Information supplied>
* BEGIN *
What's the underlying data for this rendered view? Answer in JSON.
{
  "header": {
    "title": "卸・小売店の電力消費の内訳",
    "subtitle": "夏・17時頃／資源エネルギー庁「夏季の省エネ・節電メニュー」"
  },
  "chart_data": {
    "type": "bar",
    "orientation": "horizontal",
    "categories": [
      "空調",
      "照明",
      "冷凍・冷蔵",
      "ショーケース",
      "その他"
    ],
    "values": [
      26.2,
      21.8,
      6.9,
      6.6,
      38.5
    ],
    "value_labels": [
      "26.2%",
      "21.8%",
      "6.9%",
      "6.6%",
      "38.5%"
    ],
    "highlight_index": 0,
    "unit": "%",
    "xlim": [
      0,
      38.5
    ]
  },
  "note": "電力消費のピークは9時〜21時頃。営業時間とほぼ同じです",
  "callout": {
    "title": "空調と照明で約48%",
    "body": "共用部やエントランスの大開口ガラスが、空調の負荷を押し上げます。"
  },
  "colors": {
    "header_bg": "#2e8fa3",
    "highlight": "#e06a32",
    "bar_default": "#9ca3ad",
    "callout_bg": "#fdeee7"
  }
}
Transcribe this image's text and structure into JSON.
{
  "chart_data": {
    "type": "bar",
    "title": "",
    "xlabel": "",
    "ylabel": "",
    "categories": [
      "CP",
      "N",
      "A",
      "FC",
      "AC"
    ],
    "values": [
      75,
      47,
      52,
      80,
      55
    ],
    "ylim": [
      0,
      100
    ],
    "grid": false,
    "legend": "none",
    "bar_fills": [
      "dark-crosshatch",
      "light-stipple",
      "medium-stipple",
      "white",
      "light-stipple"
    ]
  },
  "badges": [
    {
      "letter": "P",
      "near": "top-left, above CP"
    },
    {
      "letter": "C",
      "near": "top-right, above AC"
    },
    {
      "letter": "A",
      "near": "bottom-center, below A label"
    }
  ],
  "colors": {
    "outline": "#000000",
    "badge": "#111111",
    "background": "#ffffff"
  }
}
* END *
Task statement>
Select the lines from the entries that include the word "this".

Full solution>
What's the underlying data for this rendered view? Answer in JSON.
Transcribe this image's text and structure into JSON.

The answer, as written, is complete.